------ DATA FOR THIS EXERCISE

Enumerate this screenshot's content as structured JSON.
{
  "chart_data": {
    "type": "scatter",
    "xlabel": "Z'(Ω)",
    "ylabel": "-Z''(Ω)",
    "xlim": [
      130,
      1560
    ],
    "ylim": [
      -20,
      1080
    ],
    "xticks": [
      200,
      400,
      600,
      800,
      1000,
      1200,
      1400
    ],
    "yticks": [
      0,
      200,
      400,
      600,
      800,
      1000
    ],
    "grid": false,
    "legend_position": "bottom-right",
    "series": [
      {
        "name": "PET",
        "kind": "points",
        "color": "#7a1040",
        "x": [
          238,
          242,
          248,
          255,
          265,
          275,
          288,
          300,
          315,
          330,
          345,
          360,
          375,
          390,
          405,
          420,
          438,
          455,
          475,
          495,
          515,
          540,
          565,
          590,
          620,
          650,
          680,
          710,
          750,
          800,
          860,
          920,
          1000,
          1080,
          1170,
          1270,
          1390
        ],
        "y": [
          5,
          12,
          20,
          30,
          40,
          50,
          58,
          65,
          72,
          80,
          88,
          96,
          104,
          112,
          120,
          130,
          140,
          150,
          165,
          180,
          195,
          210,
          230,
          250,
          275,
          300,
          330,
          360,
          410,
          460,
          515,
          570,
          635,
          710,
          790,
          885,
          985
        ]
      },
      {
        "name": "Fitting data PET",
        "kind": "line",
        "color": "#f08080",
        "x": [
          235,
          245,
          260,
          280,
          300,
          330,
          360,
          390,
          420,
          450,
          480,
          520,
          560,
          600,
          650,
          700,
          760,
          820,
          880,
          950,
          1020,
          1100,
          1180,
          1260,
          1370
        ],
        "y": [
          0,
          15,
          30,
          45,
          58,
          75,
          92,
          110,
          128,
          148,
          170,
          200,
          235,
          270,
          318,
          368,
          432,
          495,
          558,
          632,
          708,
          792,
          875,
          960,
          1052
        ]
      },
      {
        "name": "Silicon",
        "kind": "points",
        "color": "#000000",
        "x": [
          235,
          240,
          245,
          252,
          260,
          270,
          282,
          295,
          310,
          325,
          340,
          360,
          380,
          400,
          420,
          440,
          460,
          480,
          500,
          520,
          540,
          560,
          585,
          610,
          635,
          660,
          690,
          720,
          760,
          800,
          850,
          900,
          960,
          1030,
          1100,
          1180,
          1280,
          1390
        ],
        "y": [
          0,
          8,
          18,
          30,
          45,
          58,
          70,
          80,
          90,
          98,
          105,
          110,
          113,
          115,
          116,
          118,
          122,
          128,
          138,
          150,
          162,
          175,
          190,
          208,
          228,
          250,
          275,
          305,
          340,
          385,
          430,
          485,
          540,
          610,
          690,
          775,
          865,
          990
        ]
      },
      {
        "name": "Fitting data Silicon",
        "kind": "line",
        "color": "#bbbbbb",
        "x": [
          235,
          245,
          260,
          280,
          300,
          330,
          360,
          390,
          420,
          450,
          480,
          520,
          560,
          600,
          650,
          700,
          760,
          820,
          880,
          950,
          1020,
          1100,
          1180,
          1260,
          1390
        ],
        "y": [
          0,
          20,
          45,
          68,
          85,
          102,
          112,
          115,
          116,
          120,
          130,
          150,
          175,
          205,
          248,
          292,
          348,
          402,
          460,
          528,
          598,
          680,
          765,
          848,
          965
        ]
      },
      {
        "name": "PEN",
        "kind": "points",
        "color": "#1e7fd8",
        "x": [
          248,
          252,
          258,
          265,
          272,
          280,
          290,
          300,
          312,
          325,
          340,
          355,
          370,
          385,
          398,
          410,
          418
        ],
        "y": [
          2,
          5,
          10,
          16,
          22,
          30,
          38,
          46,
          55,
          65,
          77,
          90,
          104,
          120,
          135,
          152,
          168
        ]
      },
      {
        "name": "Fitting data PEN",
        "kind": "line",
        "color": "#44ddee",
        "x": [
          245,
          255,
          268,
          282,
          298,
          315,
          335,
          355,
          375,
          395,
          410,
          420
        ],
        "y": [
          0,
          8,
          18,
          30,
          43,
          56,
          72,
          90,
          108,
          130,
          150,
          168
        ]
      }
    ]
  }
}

------------

Search the records for the word "Fitting" and copy every line where it occurs.

        "name": "Fitting data PET",
        "name": "Fitting data Silicon",
        "name": "Fitting data PEN",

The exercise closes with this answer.